■ **Page extract**:

⁂

Reputation: 730
I have written these two algorithms to check a string for duplicate characters (ABBC, AAAC). The first uses the hashset data structure, whilst the second relies purely on iteration.
Algorithm 1
String s = "abcdefghijklmnopqrstuvwxxyz";
public boolean isUnique(String s) {
Set<Character> charSet = new HashSet<Character>();
for(int i=0; i<s.length(); i++) {
if(charSet.contains(s.charAt(i))) {
return false;
}
charSet.add(s.charAt(i));
}
return true;
}
Algorithm 2
String s = "abcdefghijklmnopqrstuvwxxyz";
public boolean isUnique2(String s) {
for(int i=0; i<s.length()-1; i++) {
for(int j = i+1; j<s.length(); j++) {
if(s.charAt(i) == s.charAt(j)) {
return false;
}
}
}
return true;
}
My thoughts are that the first algorithm is O(N), and the second algorithm is O(N^2). When i run execution time tests on my (possibly unreliable) laptop, the average speed for the first algorithm is 2020ns, whilst the second algorithm is 995ns. This goes against my calculation of the algorithms complexity, could anybody advise me?
Upvotes: 0
Views: 136
Reputation: 2257
There is a problem with your test data, for example, if you limit yourself to English language characters (a-z), you are guaranteed to have a duplicate if string length > 26. In the specific example you provided the string "abcdefghijklmnopqrstuvwxxyz"
is sorted and the duplicate element x
is found towards the end. As such iterated array lookup is faster because there is overhead in building the HashSet
as you continue to parse the String.

⁂

■ **Written instruction 1**: In the thread on checking a string for duplicate characters, what average execution time did the poster measure for the first algorithm?
■ **Written instruction 2**: Carry on the thread on checking a string for duplicate characters, picking up after its last sentence.

Dataset entries:
⁂

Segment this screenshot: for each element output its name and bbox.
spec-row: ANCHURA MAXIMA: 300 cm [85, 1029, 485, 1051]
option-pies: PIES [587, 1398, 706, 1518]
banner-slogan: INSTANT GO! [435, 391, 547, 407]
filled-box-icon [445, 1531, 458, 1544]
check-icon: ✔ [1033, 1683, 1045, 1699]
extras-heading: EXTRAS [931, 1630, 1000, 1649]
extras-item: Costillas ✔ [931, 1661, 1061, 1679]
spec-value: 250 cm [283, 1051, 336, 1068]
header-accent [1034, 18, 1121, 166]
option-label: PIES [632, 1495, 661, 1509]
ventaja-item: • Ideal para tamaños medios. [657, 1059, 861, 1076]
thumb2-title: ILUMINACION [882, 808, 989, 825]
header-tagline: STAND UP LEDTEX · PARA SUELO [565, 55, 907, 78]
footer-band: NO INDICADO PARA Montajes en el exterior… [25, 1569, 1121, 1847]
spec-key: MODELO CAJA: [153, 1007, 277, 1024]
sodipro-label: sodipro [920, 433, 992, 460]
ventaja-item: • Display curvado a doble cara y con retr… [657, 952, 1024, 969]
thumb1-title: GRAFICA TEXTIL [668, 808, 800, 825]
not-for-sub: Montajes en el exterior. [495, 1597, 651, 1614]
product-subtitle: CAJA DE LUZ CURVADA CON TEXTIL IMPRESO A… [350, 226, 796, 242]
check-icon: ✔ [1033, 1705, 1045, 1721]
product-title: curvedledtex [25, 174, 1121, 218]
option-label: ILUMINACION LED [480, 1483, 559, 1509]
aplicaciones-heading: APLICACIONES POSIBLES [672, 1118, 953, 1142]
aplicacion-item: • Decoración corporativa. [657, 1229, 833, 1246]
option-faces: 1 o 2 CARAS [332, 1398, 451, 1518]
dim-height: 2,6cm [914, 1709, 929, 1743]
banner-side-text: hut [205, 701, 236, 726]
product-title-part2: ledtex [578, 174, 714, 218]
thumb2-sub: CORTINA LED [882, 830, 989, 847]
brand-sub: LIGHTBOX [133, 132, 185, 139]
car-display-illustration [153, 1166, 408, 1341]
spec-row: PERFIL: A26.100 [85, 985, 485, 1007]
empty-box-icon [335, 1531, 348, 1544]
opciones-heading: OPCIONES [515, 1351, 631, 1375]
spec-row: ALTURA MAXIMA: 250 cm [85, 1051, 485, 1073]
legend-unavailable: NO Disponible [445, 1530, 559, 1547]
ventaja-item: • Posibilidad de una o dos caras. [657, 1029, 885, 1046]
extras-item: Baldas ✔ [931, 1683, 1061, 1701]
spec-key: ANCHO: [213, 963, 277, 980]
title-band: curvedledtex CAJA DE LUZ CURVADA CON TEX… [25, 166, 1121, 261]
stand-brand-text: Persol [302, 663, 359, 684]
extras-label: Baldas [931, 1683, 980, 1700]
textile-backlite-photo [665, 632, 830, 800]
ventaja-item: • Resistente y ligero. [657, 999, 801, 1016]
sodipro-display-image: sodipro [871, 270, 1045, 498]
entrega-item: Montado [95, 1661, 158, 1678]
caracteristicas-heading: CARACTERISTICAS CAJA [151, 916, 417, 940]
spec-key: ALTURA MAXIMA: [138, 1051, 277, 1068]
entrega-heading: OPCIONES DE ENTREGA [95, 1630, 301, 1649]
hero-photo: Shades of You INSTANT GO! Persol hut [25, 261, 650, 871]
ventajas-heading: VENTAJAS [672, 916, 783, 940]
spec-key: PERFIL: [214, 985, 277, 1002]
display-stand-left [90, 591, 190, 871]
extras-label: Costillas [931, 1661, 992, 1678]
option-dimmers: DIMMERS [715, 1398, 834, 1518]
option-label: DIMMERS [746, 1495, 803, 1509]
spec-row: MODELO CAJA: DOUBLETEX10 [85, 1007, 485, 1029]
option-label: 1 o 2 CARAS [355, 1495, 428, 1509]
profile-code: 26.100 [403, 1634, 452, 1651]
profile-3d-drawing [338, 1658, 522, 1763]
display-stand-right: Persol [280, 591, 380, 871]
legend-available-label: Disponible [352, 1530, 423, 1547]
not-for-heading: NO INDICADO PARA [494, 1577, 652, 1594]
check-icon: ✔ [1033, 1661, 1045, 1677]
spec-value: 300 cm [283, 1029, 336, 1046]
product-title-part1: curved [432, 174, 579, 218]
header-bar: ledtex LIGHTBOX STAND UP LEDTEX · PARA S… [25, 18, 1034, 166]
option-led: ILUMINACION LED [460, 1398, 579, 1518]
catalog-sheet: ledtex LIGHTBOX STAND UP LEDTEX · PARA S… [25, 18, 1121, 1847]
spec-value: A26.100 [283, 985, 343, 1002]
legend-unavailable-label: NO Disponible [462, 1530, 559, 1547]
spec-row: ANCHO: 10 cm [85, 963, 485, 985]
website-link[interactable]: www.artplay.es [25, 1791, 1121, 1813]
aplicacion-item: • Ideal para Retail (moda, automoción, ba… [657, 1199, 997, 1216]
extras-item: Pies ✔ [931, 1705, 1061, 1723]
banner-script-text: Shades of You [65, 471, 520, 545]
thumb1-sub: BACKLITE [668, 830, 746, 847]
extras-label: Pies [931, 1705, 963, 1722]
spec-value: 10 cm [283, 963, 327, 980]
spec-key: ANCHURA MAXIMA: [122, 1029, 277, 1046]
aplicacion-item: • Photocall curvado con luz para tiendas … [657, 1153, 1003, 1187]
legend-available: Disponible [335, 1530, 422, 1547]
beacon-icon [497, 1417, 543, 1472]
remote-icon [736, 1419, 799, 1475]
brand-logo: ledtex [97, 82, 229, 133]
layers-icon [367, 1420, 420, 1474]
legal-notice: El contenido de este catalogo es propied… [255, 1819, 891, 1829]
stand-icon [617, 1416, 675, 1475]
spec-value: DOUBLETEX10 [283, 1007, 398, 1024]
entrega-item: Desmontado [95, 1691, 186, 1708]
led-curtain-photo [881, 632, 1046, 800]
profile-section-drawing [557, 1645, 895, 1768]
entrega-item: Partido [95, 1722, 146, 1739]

⁂

■ **Final result 1**: 2020ns

■ **Final result 2**:
A better test would be to test this with randomly generated integer sequences of large sizes and with a large max value, e.g. Long.MAX_VALUE
Below is a test that disproves your assertion that array search is faster. Run it a few times and see for yourself. Or you could take averages from 1000 runs, etc:
public class FindDuplicatesTest {
public static final String s = generateRandomString(100000);
private static String generateRandomString(int numChars) {
Random random = new Random();
StringBuilder sb = new StringBuilder();
for (int i = 0; i < numChars; i++) {
int codePoint = random.nextInt(65536);
sb.append(Character.toChars(codePoint));
}
return sb.toString();
}
public boolean isUnique(String s) {
Set<Character> charSet = new HashSet<Character>();
for (int i = 0; i < s.length(); i++) {
if (charSet.contains(s.charAt(i))) {
return false;
}
charSet.add(s.charAt(i));
}
return true;
}
public boolean isUnique2(String s) {
for (int i = 0; i < s.length() - 1; i++) {
for (int j = i + 1; j < s.length(); j++) {
if (s.charAt(i) == s.charAt(j)) {
return false;
}
}
}
return true;
}
public static void main(String[] args) {
FindDuplicatesTest app = new FindDuplicatesTest();
long start = System.nanoTime();
boolean result = app.isUnique(s);
long stop = System.nanoTime();
System.out.println(result);
System.out.println("HashSet Search Time: " + (stop - start));
start = System.nanoTime();
result = app.isUnique2(s);
stop = System.nanoTime();
System.out.println(result);
System.out.println("Array Search Time: " + (stop - start));
}
}
Upvotes: 0
Reputation: 9450
Micro benchmarking that you are doing can give very misleading info about algorithm complexities.
It's easy to "port" your algorithms to check for duplicates in, say, array of Integers.
Then I recommend testing performance on say, array of 10^7 elements and you will definitely see the difference.
This way you'd be able to confirm your initially correct estimation O(N) for hashset vs O(N^2) for the second "loop" version.
Upvotes: 1
Reputation: 8147
when using O() notation you ignore constants, which means that O(n) == (10^10*n). so while O(n^2)>O(n) is true asymptotically, its not necessarily true for smaller values of n. in your case imagine that maybe resizing the array behind the hashset could be more time consuming than iterating the input.
Upvotes: 2
Reputation: 133
Assuming that the charAt method runs in O(1) time, the first algorithm is O(N) and the second is O(N^2). A linear time algorithm is not supposed to be faster than a quadratic algorithm for all inputs. It will be faster than the quadratic one after a certain N (which could possibly be in the millions).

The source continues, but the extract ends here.